#### Document

Cyber Ramblings - Jul 10, 2001

10 July 2001
Compiled by Kevin Smith

EU Committee Critical of US

A European Parliament research committee has approved a resolution requesting that the U.S. government stop monitoring European citizens’ e-mail and telephone activities. The committee has concluded that the suspected U.S. surveillance system, "Echelon," does exist and that its operation is in breach of E.U. privacy laws.

According to Newsbytes, the resolution is expected to be presented before the full European Parliament in September. It demands that the U.S. government negotiate an agreement with the European Union to respect the privacy rights of individual citizens. In addition, it calls for support from the American Civil Liberties Union and the Electronic Privacy Information Center. Such support could help because resolutions of the European Union are not binding on the United States.

Although the U.S. government has never admitted the existence of the Echelon system, the committee clearly believes that a U.S. spy network is in operation. It has urged E.U. citizens to protect their online privacy through the use of encryption software.

ISPs Could Be Forced to Store Personal Data

The Council of the European Union has unanimously agreed to a proposal which would allow individual member states to force ISPs and telcos to store personal data for the benefit of law enforcement agencies, according to civil liberties group Statewatch. The European Commission will ask the Parliament to reject the controversial proposal.

On Wednesday, the Council of the European Union (the 15 E.U. governments) agreed on their position on the new Directive on data protection and privacy in the telecommunications sector. This would mean inserting a "recital" to the existing directive which would allow member states to adopt laws at the national level to require network and services providers to retain traffic data for use by the law enforcement agencies.

Current E.U. law says that traffic data may only be kept for billing purposes (i.e. to meet the needs of the customer). The European Commission opposes the change of this law and, according to Statewatch, now hopes that the European Parliament will defend the existing law to protect citizens from surveillance and to avoid an enormous burden on ISPs and telcos. Under the co-decision procedure all three E.U. institutions have to agree on the new measure.

Report Finds More Than a Third of US Workers Watched While Online

A report by the U.S.-based Privacy Foundation has revealed that more than a third of U.S. workers using online services regularly are exposed to continuous e-mail and Internet surveillance. According to the report, 14 million workers are being constantly monitored for their online activities in the U.S., and on a global scale it estimates that the numbers may reach 27 million. In the report, the widespread use of e-mail and Internet surveillance in the workplace is primarily attributed to the low cost of monitoring technology. It may also be influenced by a growing awareness of the potential threat to security posed by employees abusing Internet and e-mail facilities. The research shows that the market for surveillance software is valued at $140 million per year, which breaks down to an average cost of about $5.25 for every individual employee monitored per year.

Harrods Wins Rights to over 60 URLs

The U.K. department store Harrods successfully won the rights to use over 60 Internet addresses incorporating the name "Harrods." The domain names were registered by Harrods (Buenos Aires) Ltd, which formerly operated an official Harrods store in Argentina on behalf of the U.K. enterprise. According to Newsbytes, the Argentinean Harrods store opened in 1912. In 1960, Harrods in Great Britain "disassociated" itself from the store in Argentina, although the name was used for the store until 1995. Thereafter, the Argentinean company registered the disputed "Harrods" domain names.

########
#### Record extracts

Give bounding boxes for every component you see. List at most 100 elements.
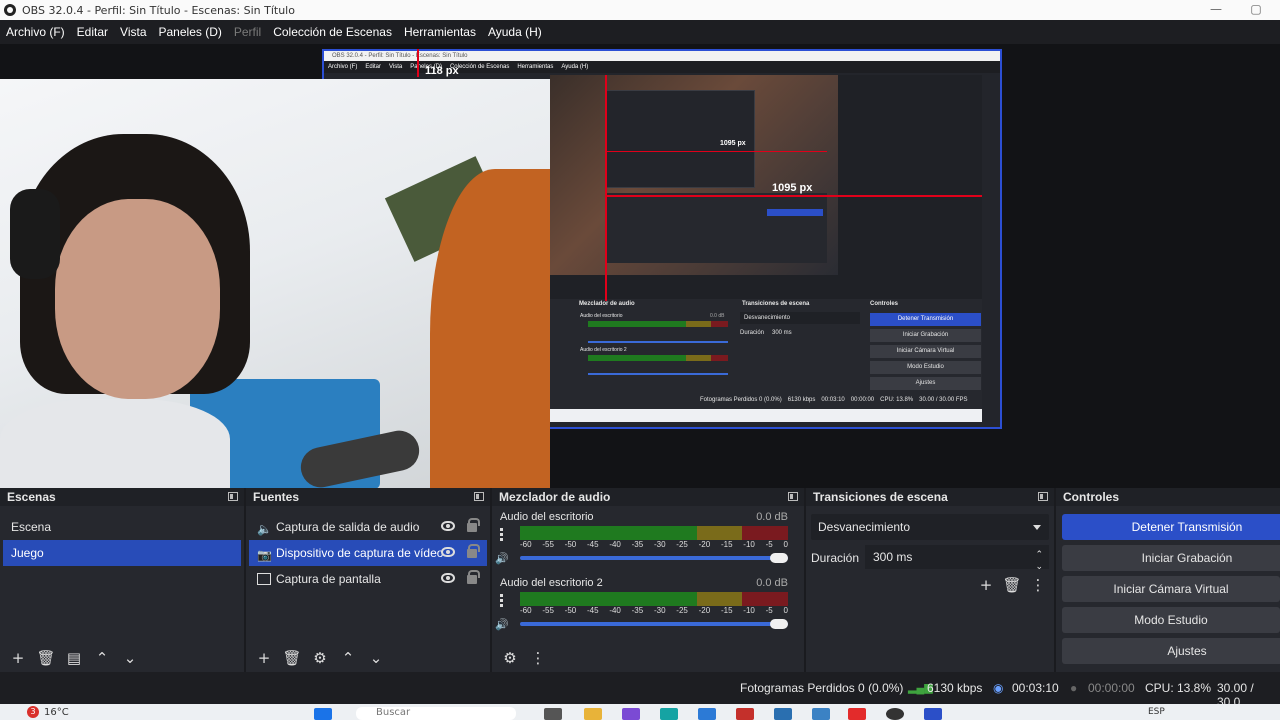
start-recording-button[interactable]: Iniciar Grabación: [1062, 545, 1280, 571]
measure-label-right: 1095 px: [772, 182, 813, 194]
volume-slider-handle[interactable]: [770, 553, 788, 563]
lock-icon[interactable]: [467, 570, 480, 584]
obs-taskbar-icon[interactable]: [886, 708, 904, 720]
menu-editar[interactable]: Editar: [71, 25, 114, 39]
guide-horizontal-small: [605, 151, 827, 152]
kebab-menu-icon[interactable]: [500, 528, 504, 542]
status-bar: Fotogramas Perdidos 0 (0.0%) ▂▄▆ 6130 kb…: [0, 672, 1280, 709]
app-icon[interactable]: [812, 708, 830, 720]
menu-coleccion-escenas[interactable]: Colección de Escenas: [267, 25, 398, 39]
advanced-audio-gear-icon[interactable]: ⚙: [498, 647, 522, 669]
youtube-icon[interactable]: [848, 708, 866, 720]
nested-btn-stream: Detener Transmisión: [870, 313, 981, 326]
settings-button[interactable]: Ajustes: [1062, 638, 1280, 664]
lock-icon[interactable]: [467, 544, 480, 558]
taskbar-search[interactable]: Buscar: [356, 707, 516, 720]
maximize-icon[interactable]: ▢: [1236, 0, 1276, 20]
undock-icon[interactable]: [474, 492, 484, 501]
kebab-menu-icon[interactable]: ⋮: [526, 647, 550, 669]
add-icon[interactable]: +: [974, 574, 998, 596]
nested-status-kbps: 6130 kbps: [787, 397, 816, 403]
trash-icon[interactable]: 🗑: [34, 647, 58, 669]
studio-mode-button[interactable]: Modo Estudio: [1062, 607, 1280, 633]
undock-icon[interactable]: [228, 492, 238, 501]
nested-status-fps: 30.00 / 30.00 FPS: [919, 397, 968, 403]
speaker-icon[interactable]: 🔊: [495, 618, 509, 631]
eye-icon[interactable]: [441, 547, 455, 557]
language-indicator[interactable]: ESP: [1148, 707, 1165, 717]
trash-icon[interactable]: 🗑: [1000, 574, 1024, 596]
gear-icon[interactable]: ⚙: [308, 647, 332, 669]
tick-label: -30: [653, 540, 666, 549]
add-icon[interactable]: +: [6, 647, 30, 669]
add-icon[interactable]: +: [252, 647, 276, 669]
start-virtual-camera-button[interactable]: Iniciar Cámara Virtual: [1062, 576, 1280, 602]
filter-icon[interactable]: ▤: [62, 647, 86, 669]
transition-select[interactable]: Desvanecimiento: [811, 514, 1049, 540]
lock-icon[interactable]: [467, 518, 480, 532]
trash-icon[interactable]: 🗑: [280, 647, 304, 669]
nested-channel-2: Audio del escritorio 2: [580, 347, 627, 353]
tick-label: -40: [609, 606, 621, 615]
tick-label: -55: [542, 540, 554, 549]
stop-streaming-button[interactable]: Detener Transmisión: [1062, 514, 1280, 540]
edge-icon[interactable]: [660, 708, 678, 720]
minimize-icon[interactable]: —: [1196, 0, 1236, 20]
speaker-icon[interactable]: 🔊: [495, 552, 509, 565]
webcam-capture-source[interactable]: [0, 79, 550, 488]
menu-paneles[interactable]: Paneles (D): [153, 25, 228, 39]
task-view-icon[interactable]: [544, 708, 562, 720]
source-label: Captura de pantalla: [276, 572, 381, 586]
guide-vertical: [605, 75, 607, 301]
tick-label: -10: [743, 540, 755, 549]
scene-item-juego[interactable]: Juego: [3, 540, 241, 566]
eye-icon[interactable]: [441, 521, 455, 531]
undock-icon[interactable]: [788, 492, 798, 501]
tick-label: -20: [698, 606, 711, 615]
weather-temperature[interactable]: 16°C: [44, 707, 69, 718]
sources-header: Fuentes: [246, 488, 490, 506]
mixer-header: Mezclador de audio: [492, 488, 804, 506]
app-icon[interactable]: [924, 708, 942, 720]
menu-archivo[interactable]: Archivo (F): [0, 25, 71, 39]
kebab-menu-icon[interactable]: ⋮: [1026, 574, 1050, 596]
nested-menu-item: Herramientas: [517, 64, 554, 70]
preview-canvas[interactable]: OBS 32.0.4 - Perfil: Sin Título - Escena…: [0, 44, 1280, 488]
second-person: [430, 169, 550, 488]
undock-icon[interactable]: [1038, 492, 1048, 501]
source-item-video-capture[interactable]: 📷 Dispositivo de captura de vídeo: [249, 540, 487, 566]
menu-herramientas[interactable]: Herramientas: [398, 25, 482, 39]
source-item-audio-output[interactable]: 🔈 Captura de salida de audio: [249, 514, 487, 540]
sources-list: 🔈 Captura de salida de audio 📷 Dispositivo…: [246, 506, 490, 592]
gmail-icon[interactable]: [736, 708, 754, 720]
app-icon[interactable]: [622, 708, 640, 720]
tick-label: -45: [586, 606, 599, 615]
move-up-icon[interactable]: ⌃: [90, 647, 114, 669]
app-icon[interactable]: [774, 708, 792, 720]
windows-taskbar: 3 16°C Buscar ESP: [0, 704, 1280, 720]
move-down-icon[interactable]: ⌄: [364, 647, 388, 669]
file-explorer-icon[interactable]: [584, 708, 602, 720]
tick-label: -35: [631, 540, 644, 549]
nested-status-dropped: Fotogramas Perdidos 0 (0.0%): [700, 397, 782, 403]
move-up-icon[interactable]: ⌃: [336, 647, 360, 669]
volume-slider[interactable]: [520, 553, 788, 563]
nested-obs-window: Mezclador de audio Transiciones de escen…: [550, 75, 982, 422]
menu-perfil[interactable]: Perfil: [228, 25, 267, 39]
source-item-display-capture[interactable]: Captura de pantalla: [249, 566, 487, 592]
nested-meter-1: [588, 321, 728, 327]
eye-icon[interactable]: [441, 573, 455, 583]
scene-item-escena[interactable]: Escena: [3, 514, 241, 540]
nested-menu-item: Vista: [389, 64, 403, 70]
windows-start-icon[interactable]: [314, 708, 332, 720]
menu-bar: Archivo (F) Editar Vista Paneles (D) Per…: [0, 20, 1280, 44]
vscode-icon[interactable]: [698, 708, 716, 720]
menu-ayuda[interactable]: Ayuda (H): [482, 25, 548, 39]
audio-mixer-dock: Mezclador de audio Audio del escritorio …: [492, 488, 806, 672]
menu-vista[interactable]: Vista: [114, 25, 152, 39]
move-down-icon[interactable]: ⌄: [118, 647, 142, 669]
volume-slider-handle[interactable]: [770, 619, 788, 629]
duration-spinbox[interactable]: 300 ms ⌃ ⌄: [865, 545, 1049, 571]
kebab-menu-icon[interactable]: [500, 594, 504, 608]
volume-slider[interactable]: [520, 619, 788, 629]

########

■ To-do list:
A) According to the Cyber Ramblings roundup, when is the European Parliament committee's resolution on Echelon expected to go before the full Parliament?
B) Pick up the Cyber Ramblings roundup after its last sentence and keep writing it.
The records have no connection to the Cyber Ramblings roundup.

■ Responses in order:
A) It is expected to go before the full Parliament in September.

B)
The Buenos Aires venture argued that it had continued to carry out various business transactions, which were unconnected to the running of department stores, using the "Harrods" name. In the domain name action in a US district court, it argued that these activities legitimized its registration of addresses including "" and ""

The court dismissed this argument, ruling that the registrations had been made in bad faith and were confusingly similar to the Harrods' department store trademark.

Court Rules in Favor of Text-Messaging Divorces

A court in Dubai has ruled that a man can divorce his wife by sending her a text message. Abdel Salam Mohammad Darwash sent a message to his wife's mobile phone which simply read: "Why are you late? You are divorced." Two hours after sending the message, Darwash regretted the decision and the couple went to court to determine whether or not they were in fact divorced. Under Islamic Sharia law, a man can divorce his wife by a stating "I divorce thee" three times. If he makes the statement only twice, the husband can change his decision within three months. Women do not share this right. The Dubai court found that a text message is a valid means of communicating the statement. Having had the case referred to them by the court, Islamic scholars assessed the validity of electronically communicated divorces by applying a fourfold test. The husband should be the sender of the text message, and he must also want the divorce. In addition, the phrasing must be unambiguous and the wife must personally receive the text message. Because Darwash declared divorce only once before changing his mind, the couple remains married, that is of course until he looses his patience again.

Webvan Closes Doors

Online grocer Webvan Group Inc. closed Monday and said it would file for Chapter 11 bankruptcy protection from its creditors. The decision will lay off 2,000 employees and terminate the company's service to 750,000 active customers in seven markets--San Francisco, Los Angeles, Orange County, San Diego, Seattle, Chicago and Portland, Ore. Launched in mid-1999, Webvan had been one of the Internet's highest profile businesses. Promising to revolutionize the supermarket industry by taking orders online and delivering groceries to customers' homes, Webvan had raised about $800 million from venture capitalists and Wall Street. But the company never came close to making money, losing $830 million since its inception. Webvan's board voted to close the company Friday, but didn't start closing its distribution centers until Sunday. Webvan also pulled the plug on its website Sunday.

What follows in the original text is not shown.